# Records for processing
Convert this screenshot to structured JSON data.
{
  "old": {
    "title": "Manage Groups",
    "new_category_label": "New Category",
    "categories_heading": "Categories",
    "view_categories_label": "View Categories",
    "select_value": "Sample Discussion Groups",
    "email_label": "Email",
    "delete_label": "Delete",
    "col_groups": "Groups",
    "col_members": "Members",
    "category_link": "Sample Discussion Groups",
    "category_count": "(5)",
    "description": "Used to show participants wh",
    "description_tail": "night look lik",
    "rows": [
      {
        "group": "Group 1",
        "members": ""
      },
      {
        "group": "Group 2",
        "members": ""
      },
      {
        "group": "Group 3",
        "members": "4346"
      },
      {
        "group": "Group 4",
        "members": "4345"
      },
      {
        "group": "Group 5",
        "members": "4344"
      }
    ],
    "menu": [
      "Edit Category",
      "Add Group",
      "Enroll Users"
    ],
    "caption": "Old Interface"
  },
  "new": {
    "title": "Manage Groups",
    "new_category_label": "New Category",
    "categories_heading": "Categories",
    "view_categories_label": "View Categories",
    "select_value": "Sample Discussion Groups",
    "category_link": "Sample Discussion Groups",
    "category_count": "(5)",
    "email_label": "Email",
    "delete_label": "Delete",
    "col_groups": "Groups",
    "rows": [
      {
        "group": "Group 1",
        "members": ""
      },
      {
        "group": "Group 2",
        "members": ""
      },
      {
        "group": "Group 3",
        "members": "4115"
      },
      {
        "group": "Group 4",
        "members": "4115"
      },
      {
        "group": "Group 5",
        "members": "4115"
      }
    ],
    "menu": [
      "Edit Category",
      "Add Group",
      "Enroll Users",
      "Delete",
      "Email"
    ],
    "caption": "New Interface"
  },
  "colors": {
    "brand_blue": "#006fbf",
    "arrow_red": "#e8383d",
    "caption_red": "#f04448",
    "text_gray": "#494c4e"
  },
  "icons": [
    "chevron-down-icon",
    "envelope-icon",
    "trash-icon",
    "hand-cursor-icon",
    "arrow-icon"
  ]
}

# Task directions
Copy all of the material word for word.

# Response
Convert this screenshot to structured JSON data.
{
  "old": {
    "title": "Manage Groups",
    "new_category_label": "New Category",
    "categories_heading": "Categories",
    "view_categories_label": "View Categories",
    "select_value": "Sample Discussion Groups",
    "email_label": "Email",
    "delete_label": "Delete",
    "col_groups": "Groups",
    "col_members": "Members",
    "category_link": "Sample Discussion Groups",
    "category_count": "(5)",
    "description": "Used to show participants wh",
    "description_tail": "night look lik",
    "rows": [
      {
        "group": "Group 1",
        "members": ""
      },
      {
        "group": "Group 2",
        "members": ""
      },
      {
        "group": "Group 3",
        "members": "4346"
      },
      {
        "group": "Group 4",
        "members": "4345"
      },
      {
        "group": "Group 5",
        "members": "4344"
      }
    ],
    "menu": [
      "Edit Category",
      "Add Group",
      "Enroll Users"
    ],
    "caption": "Old Interface"
  },
  "new": {
    "title": "Manage Groups",
    "new_category_label": "New Category",
    "categories_heading": "Categories",
    "view_categories_label": "View Categories",
    "select_value": "Sample Discussion Groups",
    "category_link": "Sample Discussion Groups",
    "category_count": "(5)",
    "email_label": "Email",
    "delete_label": "Delete",
    "col_groups": "Groups",
    "rows": [
      {
        "group": "Group 1",
        "members": ""
      },
      {
        "group": "Group 2",
        "members": ""
      },
      {
        "group": "Group 3",
        "members": "4115"
      },
      {
        "group": "Group 4",
        "members": "4115"
      },
      {
        "group": "Group 5",
        "members": "4115"
      }
    ],
    "menu": [
      "Edit Category",
      "Add Group",
      "Enroll Users",
      "Delete",
      "Email"
    ],
    "caption": "New Interface"
  },
  "colors": {
    "brand_blue": "#006fbf",
    "arrow_red": "#e8383d",
    "caption_red": "#f04448",
    "text_gray": "#494c4e"
  },
  "icons": [
    "chevron-down-icon",
    "envelope-icon",
    "trash-icon",
    "hand-cursor-icon",
    "arrow-icon"
  ]
}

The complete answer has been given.